▶ **Instruction**:
Retype the tail of the data exactly, starting at the line containing "Transcribe this image's" and stopping at the last line.

◆ ◆ ◆ ◆ ◆ ◆ ◆

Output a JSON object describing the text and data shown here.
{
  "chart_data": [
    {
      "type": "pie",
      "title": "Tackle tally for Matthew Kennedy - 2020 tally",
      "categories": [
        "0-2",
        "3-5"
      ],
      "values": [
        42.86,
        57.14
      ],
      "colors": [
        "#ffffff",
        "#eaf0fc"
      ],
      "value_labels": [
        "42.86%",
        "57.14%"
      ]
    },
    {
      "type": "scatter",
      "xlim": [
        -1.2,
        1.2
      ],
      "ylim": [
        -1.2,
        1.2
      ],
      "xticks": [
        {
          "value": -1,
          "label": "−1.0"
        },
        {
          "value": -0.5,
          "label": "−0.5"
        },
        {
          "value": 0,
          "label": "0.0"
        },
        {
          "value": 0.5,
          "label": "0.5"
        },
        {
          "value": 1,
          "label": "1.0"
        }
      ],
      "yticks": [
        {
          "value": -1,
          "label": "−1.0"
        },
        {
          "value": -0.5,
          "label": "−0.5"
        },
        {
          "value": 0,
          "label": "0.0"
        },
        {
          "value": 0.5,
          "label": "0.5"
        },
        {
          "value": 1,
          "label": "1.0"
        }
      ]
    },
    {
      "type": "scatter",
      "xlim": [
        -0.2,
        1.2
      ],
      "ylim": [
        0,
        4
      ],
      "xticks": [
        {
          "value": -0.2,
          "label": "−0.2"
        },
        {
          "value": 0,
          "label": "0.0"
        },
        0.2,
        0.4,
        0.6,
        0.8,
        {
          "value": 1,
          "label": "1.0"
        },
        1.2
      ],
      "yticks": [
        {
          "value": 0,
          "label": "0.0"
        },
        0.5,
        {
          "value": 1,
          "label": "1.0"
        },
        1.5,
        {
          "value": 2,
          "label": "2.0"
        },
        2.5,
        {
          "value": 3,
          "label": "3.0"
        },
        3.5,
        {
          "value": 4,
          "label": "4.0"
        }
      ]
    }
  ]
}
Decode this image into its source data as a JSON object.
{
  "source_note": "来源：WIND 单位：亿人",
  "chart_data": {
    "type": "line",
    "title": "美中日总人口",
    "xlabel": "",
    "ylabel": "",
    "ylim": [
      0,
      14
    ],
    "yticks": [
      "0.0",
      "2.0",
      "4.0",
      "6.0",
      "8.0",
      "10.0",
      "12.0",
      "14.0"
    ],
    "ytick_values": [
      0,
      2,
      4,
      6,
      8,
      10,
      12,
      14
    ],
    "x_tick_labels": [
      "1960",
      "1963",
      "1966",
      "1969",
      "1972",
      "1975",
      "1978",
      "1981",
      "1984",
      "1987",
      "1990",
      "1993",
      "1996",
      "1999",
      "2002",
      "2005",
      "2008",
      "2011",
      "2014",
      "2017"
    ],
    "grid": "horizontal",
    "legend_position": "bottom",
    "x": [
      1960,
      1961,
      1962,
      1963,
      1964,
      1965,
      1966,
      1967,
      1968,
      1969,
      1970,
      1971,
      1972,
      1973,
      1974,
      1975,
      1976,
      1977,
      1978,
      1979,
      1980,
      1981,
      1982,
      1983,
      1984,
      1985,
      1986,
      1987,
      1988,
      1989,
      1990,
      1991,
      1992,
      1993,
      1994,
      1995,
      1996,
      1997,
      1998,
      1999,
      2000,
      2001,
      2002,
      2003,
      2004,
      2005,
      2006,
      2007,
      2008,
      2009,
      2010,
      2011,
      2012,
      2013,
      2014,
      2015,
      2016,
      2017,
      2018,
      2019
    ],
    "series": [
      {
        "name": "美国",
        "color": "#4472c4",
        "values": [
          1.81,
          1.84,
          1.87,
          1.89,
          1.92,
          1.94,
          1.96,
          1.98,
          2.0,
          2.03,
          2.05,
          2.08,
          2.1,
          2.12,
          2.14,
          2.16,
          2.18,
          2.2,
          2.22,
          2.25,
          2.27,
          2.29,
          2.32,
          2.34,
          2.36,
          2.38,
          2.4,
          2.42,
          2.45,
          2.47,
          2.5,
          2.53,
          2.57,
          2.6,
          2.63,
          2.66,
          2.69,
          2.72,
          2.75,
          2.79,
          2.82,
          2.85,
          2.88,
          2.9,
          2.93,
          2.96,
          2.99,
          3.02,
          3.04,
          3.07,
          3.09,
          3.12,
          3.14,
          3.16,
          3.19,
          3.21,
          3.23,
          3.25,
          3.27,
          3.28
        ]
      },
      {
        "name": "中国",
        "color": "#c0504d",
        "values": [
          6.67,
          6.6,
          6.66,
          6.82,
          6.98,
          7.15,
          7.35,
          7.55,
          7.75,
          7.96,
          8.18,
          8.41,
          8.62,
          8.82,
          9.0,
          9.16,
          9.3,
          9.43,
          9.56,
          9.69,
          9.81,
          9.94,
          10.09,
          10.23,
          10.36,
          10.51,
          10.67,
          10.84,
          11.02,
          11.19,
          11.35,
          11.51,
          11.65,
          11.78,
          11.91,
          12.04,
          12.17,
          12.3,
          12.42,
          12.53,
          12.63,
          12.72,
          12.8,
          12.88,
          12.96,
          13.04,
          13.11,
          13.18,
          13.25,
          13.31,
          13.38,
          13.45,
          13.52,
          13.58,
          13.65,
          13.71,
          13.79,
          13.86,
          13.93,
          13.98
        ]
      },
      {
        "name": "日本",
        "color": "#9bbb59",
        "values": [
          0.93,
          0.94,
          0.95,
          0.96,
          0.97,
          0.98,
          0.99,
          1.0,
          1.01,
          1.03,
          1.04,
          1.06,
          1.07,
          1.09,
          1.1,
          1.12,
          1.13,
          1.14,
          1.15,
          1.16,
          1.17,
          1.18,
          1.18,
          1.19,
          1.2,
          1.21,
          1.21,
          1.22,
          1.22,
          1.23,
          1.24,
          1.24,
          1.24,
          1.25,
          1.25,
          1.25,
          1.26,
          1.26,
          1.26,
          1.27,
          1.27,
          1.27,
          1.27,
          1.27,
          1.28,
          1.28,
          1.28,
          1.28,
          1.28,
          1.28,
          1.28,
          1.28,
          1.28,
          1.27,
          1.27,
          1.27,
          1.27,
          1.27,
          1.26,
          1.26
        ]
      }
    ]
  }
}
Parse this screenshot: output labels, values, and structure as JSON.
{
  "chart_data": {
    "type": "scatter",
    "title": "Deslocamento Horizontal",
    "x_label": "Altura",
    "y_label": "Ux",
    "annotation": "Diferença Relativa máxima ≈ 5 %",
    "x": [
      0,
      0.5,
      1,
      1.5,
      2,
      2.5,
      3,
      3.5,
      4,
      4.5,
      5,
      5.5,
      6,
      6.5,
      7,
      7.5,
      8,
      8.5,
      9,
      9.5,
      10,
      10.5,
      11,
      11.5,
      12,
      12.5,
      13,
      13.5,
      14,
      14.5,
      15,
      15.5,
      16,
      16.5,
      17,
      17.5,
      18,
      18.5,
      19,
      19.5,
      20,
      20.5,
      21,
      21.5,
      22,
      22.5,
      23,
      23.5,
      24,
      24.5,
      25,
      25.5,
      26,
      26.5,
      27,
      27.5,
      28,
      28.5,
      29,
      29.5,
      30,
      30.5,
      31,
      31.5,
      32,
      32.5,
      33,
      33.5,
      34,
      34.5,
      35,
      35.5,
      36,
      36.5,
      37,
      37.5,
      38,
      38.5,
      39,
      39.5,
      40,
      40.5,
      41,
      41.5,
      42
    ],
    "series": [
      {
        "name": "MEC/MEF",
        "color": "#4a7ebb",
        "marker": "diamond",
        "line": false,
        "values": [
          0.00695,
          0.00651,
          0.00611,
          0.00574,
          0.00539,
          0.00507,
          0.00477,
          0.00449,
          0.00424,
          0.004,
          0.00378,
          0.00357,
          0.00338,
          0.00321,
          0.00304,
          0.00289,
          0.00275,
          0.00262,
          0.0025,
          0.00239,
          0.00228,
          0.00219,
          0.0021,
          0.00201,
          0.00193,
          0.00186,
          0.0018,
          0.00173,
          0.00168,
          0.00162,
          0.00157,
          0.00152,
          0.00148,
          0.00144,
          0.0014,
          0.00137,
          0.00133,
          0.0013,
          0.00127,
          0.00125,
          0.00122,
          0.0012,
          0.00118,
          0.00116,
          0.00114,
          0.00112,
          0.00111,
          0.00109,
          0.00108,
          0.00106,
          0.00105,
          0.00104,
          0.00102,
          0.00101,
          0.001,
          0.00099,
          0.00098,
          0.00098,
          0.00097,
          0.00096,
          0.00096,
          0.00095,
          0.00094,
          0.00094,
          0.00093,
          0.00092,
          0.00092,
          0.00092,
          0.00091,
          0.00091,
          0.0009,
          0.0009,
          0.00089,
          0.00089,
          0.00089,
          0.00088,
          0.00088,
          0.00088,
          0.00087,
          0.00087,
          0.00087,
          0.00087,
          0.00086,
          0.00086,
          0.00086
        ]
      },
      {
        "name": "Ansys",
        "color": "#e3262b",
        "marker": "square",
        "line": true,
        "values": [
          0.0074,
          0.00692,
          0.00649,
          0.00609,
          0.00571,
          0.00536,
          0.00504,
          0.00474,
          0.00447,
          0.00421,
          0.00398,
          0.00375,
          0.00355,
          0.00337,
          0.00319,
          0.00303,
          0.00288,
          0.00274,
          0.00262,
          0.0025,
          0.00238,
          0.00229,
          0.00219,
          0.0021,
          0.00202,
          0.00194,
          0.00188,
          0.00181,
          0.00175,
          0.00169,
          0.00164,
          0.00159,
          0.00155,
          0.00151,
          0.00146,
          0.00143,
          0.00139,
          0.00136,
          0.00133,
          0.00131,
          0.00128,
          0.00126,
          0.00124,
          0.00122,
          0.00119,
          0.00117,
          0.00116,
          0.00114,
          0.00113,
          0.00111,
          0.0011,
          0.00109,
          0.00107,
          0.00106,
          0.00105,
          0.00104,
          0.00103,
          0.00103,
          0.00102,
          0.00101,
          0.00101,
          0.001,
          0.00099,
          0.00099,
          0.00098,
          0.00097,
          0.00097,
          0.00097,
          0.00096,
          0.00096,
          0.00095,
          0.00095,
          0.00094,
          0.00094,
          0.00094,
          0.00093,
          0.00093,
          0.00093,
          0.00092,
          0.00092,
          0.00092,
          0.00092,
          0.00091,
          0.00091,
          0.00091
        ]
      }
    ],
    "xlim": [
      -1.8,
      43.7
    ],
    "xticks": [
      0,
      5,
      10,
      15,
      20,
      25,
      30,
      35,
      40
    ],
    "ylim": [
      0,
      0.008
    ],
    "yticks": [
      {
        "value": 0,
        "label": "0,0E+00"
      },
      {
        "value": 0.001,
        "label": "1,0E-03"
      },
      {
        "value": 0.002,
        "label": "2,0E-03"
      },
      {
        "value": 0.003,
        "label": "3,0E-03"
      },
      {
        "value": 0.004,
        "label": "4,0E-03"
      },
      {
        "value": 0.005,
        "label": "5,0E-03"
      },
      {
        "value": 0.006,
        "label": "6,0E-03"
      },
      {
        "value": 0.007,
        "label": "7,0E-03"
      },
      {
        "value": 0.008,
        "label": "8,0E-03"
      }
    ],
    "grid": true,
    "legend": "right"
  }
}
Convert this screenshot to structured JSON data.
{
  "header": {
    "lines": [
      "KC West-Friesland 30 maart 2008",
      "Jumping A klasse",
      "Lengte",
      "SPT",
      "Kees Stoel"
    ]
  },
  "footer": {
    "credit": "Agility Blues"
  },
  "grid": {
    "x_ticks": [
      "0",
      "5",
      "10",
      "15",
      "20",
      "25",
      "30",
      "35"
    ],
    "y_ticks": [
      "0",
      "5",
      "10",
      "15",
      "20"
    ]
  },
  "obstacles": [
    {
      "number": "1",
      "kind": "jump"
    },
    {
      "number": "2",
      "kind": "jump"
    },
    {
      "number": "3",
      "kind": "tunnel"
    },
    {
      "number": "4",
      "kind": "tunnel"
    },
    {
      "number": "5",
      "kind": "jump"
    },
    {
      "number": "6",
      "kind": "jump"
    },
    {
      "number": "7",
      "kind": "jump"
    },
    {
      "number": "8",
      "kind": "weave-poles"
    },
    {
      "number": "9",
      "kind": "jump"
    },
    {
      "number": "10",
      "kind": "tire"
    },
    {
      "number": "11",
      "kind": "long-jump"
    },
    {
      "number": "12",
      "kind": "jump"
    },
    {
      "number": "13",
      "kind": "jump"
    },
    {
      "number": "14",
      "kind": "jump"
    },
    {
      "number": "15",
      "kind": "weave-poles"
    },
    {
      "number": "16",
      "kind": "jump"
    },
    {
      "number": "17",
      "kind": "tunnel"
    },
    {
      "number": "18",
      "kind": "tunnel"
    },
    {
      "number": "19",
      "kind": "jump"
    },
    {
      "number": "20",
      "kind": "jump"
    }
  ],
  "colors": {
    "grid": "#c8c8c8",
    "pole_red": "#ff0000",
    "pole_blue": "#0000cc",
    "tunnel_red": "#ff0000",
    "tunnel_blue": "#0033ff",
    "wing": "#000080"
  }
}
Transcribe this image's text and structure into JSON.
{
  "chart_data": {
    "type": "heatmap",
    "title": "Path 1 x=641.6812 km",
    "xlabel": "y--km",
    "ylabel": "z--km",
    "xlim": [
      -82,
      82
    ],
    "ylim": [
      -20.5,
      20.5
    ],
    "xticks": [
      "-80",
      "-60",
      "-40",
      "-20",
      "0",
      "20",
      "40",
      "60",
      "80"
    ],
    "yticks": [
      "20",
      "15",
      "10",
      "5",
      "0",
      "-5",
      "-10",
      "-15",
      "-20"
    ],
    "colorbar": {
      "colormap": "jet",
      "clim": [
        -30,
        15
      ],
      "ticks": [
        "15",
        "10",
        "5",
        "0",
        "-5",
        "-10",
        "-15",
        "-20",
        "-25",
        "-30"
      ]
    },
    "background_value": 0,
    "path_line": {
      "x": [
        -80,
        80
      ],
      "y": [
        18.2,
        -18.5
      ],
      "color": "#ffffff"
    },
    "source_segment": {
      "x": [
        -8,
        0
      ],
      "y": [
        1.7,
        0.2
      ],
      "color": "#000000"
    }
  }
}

◆ ◆ ◆ ◆ ◆ ◆ ◆

▶ **Exercise solution**:
Transcribe this image's text and structure into JSON.
{
  "chart_data": {
    "type": "heatmap",
    "title": "Path 1 x=641.6812 km",
    "xlabel": "y--km",
    "ylabel": "z--km",
    "xlim": [
      -82,
      82
    ],
    "ylim": [
      -20.5,
      20.5
    ],
    "xticks": [
      "-80",
      "-60",
      "-40",
      "-20",
      "0",
      "20",
      "40",
      "60",
      "80"
    ],
    "yticks": [
      "20",
      "15",
      "10",
      "5",
      "0",
      "-5",
      "-10",
      "-15",
      "-20"
    ],
    "colorbar": {
      "colormap": "jet",
      "clim": [
        -30,
        15
      ],
      "ticks": [
        "15",
        "10",
        "5",
        "0",
        "-5",
        "-10",
        "-15",
        "-20",
        "-25",
        "-30"
      ]
    },
    "background_value": 0,
    "path_line": {
      "x": [
        -80,
        80
      ],
      "y": [
        18.2,
        -18.5
      ],
      "color": "#ffffff"
    },
    "source_segment": {
      "x": [
        -8,
        0
      ],
      "y": [
        1.7,
        0.2
      ],
      "color": "#000000"
    }
  }
}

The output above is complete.